Compile every line that includes the word "frac".

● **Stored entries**
__________________________________________________

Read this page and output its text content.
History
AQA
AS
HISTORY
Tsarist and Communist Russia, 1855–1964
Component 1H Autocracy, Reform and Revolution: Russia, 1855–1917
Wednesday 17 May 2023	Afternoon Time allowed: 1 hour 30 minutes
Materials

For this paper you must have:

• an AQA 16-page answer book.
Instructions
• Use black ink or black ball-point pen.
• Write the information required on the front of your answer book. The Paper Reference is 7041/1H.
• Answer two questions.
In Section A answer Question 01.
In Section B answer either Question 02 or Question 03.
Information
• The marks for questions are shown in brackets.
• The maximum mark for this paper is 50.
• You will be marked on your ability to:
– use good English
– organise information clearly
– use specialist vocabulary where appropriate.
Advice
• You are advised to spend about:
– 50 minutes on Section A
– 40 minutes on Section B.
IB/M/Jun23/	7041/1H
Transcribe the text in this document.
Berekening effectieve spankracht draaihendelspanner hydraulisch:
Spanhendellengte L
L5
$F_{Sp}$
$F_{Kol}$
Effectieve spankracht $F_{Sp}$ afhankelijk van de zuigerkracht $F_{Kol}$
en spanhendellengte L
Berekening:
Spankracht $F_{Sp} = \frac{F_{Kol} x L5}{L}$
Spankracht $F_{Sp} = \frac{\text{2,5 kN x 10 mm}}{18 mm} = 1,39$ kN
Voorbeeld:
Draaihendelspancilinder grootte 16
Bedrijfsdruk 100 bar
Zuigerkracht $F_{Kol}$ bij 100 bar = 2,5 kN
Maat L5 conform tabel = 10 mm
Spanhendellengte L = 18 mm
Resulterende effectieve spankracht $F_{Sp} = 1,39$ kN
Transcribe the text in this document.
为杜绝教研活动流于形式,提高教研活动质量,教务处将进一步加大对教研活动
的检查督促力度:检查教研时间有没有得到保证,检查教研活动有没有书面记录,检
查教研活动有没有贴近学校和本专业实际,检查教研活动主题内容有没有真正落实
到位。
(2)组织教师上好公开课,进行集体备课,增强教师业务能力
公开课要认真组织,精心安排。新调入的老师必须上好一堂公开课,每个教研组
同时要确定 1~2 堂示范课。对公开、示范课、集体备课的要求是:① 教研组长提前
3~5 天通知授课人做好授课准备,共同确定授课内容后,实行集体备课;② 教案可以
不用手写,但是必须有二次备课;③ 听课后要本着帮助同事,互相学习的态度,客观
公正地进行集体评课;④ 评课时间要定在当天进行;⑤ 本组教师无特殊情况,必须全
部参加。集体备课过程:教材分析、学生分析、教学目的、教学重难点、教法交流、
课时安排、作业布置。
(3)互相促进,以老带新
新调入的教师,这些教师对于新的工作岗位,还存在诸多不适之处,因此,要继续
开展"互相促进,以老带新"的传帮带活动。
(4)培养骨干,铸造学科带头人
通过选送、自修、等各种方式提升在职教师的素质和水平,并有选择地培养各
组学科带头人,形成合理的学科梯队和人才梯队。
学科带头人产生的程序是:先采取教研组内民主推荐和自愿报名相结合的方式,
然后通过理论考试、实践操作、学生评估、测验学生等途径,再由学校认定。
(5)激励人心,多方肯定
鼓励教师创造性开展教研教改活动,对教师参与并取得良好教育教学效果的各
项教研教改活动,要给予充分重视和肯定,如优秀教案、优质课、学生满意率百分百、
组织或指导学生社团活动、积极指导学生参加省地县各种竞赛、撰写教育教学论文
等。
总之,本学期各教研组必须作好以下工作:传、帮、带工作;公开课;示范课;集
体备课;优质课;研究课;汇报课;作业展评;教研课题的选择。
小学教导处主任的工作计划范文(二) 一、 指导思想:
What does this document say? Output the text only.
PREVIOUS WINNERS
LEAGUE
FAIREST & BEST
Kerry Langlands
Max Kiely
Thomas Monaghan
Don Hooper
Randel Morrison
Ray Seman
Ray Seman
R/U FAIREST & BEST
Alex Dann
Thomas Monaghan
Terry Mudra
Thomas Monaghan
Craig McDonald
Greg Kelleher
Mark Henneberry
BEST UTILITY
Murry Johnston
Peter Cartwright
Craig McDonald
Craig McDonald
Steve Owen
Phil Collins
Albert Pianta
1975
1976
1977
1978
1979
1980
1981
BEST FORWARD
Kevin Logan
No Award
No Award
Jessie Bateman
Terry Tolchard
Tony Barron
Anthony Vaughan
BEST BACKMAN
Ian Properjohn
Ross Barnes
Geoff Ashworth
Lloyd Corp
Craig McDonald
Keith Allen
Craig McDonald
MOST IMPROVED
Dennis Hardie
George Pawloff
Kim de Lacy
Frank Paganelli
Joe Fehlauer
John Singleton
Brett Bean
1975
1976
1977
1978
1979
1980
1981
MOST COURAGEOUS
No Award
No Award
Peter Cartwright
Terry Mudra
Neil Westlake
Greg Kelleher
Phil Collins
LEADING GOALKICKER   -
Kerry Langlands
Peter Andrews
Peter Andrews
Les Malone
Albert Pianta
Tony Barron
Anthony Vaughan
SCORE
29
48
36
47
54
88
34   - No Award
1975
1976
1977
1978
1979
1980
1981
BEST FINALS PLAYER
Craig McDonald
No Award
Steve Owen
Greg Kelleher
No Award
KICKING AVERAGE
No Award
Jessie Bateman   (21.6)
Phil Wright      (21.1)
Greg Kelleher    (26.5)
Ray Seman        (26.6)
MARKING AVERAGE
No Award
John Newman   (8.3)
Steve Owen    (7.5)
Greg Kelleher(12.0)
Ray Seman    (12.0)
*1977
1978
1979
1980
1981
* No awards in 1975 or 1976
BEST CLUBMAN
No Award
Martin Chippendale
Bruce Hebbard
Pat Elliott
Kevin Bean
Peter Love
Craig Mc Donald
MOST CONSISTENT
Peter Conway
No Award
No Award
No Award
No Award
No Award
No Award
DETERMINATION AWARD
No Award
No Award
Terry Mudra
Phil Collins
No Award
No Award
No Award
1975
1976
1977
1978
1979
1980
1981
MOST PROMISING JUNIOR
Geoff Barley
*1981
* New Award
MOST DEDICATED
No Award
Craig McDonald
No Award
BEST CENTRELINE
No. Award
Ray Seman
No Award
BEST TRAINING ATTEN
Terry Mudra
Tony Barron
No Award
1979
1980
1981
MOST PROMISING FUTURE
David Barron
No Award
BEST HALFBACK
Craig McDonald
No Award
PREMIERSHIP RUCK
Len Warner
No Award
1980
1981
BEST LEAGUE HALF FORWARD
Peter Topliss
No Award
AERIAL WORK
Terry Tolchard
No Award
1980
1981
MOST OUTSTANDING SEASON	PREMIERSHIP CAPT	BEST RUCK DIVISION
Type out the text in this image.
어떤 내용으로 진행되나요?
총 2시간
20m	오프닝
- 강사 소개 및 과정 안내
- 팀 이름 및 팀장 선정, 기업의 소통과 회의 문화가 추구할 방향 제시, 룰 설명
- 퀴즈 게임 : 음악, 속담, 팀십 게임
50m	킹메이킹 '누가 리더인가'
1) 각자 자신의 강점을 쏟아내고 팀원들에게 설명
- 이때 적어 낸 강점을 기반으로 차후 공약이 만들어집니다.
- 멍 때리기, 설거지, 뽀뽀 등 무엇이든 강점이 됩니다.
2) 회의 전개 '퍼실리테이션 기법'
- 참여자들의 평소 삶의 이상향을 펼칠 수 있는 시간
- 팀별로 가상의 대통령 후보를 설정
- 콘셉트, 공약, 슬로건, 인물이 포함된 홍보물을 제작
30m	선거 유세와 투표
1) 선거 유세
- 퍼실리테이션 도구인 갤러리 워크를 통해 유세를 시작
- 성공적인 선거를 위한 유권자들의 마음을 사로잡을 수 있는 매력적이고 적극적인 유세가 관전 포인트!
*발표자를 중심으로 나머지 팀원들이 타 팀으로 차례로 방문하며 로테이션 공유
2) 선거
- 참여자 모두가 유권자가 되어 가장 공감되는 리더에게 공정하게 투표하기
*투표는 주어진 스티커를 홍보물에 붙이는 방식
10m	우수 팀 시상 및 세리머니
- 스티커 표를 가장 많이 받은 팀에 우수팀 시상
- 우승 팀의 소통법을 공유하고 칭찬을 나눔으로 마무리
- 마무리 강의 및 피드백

__________________________________________________

● **Result**
Spankracht $F_{Sp} = \frac{F_{Kol} x L5}{L}$
Spankracht $F_{Sp} = \frac{\text{2,5 kN x 10 mm}}{18 mm} = 1,39$ kN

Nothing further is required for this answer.